--- Passage shown ---

************

What's this about "normal"?
People keep talking about things being sort of normal this summer—and it's hurting my brain.
Anyone else kind of freaking out at the notion of life returning to normal-ish as more and more people get vaccinated?
Normal.
I am seeing the word being thrown around more and more, with articles promising that the summer is going to be glorious and wonderful and amazing and almost normal feeling: People gathering maskless at backyard barbecues! Screaming not just inside their hearts on roller coasters! Frolicking at the beach without having to give the stink-eye to people whose blankets and chairs are too close!
Hey, cool. What else? Ice blocks being delivered in horse-drawn wagons? Children chasing hoops down the street with sticks? Pantaloons?
So-called “Normal” life feels so quaint to me right now—so hazy and far away—that I am having a hard time wrapping my head around the fact that we might be experiencing something close to it in a few months, assuming the combo of new virus variants and relaxed restrictions doesn’t bite us in the ass.
I mean: Isn’t this normal? Masking and distancing and all Zoom, all the time? Feeling a persistent, low-grade sense of anxiety and disorientation? Having recurring nightmares about being in crowded places where nobody, myself included, is wearing a mask?
Granted, we’ll probably still be wearing masks and social distancing this summer and beyond. There will still be safety protocols and capacity restrictions. And personally, I probably won’t be going to indoor restaurants or theaters any time soon, even though legally I could. (Starting now in Massachusetts, in fact….something that makes me nervous.) I will probably not ride / scream on roller coasters, either, as much as I’d love to.
But will I entertain friends indoors without fear? Possibly. Will I venture into the library, if it reopens, to browse the shelves? Hell yes. Will I no longer feel the urge to deck people at the grocery store who have their big stupid noses hanging out over the tops of their masks? Hahah, no, I’ll still hate those people. (But maybe slightly less?)
Meanwhile: Is it possible that I’ll regain my ability to think about the future? This whole past year, between the uncertainties of the pandemic and the various forms of social and political upheaval, I’ve felt very much anchored—mired, really—in the now. This week, this day, this hour.
If I was feeling really wild and crazy, I’d try to imagine what might happen in a month or two. But I can’t remember the last time I entertained thoughts of what might happen in several months or years from now, like I used to—trips I want to take, or things I want to do or accomplish.
I suppose this isn’t all bad; living in the now and whatnot. Though it often feels claustrophobic, there’s also been a sort of peace in living day to day; a stillness I don’t always mind. Blank weekend days on the calendar can be filled with spontaneous day trips or lazy afternoons spent de-cluttering, reading, or being slaughtered by my children and husband in Mario Kart. (I’m good at many, many things. Mario Kart is not one of them. Don’t even talk to me about Rainbow Road.)
I’ve been trying to suck the marrow out of the present moment to the best of my ability this winter in particular, self-medicating with high-dose snowshoeing and hiking. And carbs. (They cancel each other out.)

************

Document layout analysis entries:
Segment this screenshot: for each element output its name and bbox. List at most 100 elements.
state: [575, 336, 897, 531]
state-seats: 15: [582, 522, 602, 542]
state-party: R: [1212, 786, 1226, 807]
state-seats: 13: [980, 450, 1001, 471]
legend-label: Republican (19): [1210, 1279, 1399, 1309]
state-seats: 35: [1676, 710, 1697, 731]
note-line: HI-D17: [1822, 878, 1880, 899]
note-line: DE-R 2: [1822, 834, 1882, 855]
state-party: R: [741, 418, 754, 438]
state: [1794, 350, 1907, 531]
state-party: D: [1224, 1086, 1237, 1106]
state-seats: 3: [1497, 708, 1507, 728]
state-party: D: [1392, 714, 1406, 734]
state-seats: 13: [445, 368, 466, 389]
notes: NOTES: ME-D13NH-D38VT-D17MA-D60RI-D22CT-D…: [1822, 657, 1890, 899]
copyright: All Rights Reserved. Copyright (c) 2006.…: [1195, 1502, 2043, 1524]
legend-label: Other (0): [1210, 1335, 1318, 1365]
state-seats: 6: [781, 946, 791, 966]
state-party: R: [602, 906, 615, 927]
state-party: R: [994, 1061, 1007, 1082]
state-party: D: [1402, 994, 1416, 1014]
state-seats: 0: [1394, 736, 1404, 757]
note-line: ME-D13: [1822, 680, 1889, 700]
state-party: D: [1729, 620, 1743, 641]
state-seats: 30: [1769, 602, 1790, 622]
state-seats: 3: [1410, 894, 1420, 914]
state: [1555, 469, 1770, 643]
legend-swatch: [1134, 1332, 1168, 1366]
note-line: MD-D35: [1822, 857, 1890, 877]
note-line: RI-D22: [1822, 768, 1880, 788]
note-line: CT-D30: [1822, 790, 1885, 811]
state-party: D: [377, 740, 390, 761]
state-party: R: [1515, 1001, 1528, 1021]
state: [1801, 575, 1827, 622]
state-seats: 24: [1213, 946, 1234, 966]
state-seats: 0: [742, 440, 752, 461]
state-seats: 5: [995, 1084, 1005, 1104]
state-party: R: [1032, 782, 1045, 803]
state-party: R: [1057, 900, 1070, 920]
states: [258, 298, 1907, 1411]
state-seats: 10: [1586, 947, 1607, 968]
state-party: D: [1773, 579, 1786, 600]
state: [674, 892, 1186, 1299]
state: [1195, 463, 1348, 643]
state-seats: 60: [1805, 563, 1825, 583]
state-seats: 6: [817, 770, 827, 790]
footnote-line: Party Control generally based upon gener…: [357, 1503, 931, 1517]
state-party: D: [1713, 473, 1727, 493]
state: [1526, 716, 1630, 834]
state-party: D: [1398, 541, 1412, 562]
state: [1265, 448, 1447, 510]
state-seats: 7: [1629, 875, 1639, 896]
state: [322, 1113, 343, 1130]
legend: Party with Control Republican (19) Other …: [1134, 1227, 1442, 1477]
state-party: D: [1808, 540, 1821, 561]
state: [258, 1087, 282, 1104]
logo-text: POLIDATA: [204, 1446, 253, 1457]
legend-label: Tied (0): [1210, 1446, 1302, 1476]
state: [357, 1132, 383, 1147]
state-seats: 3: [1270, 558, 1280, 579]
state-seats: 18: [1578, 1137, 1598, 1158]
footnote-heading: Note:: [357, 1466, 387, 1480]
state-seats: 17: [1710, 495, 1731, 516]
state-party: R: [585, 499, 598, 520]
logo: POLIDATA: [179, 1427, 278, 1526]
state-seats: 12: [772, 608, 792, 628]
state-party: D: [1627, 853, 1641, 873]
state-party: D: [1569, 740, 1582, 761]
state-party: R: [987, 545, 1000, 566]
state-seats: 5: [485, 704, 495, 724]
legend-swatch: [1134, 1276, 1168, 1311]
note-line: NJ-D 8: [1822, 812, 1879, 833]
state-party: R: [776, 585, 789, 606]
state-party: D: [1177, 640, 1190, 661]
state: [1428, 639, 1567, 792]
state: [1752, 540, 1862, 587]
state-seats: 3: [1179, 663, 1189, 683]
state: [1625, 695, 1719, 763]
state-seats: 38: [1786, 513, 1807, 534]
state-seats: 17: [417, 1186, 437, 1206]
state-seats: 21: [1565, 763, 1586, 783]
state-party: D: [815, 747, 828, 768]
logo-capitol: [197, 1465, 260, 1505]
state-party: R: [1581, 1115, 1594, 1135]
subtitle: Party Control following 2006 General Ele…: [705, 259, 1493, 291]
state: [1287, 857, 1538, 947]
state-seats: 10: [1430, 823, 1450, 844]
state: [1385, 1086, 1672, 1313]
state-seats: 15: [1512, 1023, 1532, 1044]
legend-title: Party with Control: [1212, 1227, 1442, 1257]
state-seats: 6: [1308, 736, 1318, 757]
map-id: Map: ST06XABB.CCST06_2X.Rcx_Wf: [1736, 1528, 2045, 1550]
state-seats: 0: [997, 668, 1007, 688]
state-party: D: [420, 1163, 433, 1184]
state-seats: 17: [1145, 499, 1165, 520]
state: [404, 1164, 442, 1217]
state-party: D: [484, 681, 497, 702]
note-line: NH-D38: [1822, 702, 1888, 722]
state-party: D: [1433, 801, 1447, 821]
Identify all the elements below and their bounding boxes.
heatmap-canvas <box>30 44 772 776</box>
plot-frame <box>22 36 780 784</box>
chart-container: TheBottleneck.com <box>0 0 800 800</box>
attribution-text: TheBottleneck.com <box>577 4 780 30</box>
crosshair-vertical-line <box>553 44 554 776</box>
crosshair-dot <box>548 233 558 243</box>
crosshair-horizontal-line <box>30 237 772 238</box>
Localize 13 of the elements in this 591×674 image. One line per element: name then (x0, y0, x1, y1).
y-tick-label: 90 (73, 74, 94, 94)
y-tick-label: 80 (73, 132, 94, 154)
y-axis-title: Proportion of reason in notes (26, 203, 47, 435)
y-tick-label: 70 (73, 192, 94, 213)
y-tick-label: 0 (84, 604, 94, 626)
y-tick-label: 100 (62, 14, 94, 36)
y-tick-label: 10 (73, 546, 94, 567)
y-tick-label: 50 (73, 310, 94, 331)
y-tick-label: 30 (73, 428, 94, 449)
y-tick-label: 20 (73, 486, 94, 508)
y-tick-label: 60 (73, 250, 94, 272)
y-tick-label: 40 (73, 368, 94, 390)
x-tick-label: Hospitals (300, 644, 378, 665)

************

--- Work order ---
Rewrite the piece on life returning to normal from "Anyone else kind" up to and including "are too close!", putting "picnics" in place of "barbecues".

--- Written response ---
Anyone else kind of freaking out at the notion of life returning to normal-ish as more and more people get vaccinated?
Normal.
I am seeing the word being thrown around more and more, with articles promising that the summer is going to be glorious and wonderful and amazing and almost normal feeling: People gathering maskless at backyard picnics! Screaming not just inside their hearts on roller coasters! Frolicking at the beach without having to give the stink-eye to people whose blankets and chairs are too close!